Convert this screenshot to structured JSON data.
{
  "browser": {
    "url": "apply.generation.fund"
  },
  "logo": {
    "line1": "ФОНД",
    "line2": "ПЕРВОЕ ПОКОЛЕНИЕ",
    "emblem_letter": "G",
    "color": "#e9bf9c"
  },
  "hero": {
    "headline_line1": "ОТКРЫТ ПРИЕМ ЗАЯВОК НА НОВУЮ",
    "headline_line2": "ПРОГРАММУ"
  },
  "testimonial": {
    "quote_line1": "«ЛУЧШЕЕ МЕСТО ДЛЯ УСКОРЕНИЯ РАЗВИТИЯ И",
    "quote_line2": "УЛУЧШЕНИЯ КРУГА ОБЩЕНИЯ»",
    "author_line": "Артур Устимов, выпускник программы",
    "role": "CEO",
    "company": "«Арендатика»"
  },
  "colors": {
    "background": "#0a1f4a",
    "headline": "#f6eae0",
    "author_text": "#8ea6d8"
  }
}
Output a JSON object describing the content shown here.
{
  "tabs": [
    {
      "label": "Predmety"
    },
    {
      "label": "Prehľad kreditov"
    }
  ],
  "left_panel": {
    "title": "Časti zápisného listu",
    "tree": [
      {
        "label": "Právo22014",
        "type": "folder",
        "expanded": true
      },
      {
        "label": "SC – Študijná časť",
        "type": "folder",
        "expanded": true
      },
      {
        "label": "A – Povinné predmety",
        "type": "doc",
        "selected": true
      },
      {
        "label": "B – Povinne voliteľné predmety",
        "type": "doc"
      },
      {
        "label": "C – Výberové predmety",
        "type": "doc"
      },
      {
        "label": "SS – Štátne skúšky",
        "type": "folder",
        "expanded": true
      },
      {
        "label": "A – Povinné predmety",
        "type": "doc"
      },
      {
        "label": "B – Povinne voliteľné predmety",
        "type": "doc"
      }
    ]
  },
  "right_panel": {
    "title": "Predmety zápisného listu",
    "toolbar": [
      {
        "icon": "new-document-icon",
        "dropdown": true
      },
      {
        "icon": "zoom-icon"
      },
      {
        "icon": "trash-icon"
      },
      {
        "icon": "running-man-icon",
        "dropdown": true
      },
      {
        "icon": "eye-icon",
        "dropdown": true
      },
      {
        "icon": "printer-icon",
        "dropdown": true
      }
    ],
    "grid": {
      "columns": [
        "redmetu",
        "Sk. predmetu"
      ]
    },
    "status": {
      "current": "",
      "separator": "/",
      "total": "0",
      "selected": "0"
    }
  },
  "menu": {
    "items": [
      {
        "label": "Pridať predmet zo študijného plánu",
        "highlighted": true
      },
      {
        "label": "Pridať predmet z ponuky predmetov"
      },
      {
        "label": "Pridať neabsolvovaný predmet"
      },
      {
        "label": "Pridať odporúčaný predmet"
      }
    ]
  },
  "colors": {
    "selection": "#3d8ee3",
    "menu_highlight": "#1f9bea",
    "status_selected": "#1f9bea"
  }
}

**What the task requires**. Write the listing out again, exactly as it reads.

**Solution for this problem**.
Convert this screenshot to structured JSON data.
{
  "browser": {
    "url": "apply.generation.fund"
  },
  "logo": {
    "line1": "ФОНД",
    "line2": "ПЕРВОЕ ПОКОЛЕНИЕ",
    "emblem_letter": "G",
    "color": "#e9bf9c"
  },
  "hero": {
    "headline_line1": "ОТКРЫТ ПРИЕМ ЗАЯВОК НА НОВУЮ",
    "headline_line2": "ПРОГРАММУ"
  },
  "testimonial": {
    "quote_line1": "«ЛУЧШЕЕ МЕСТО ДЛЯ УСКОРЕНИЯ РАЗВИТИЯ И",
    "quote_line2": "УЛУЧШЕНИЯ КРУГА ОБЩЕНИЯ»",
    "author_line": "Артур Устимов, выпускник программы",
    "role": "CEO",
    "company": "«Арендатика»"
  },
  "colors": {
    "background": "#0a1f4a",
    "headline": "#f6eae0",
    "author_text": "#8ea6d8"
  }
}
Output a JSON object describing the content shown here.
{
  "tabs": [
    {
      "label": "Predmety"
    },
    {
      "label": "Prehľad kreditov"
    }
  ],
  "left_panel": {
    "title": "Časti zápisného listu",
    "tree": [
      {
        "label": "Právo22014",
        "type": "folder",
        "expanded": true
      },
      {
        "label": "SC – Študijná časť",
        "type": "folder",
        "expanded": true
      },
      {
        "label": "A – Povinné predmety",
        "type": "doc",
        "selected": true
      },
      {
        "label": "B – Povinne voliteľné predmety",
        "type": "doc"
      },
      {
        "label": "C – Výberové predmety",
        "type": "doc"
      },
      {
        "label": "SS – Štátne skúšky",
        "type": "folder",
        "expanded": true
      },
      {
        "label": "A – Povinné predmety",
        "type": "doc"
      },
      {
        "label": "B – Povinne voliteľné predmety",
        "type": "doc"
      }
    ]
  },
  "right_panel": {
    "title": "Predmety zápisného listu",
    "toolbar": [
      {
        "icon": "new-document-icon",
        "dropdown": true
      },
      {
        "icon": "zoom-icon"
      },
      {
        "icon": "trash-icon"
      },
      {
        "icon": "running-man-icon",
        "dropdown": true
      },
      {
        "icon": "eye-icon",
        "dropdown": true
      },
      {
        "icon": "printer-icon",
        "dropdown": true
      }
    ],
    "grid": {
      "columns": [
        "redmetu",
        "Sk. predmetu"
      ]
    },
    "status": {
      "current": "",
      "separator": "/",
      "total": "0",
      "selected": "0"
    }
  },
  "menu": {
    "items": [
      {
        "label": "Pridať predmet zo študijného plánu",
        "highlighted": true
      },
      {
        "label": "Pridať predmet z ponuky predmetov"
      },
      {
        "label": "Pridať neabsolvovaný predmet"
      },
      {
        "label": "Pridať odporúčaný predmet"
      }
    ]
  },
  "colors": {
    "selection": "#3d8ee3",
    "menu_highlight": "#1f9bea",
    "status_selected": "#1f9bea"
  }
}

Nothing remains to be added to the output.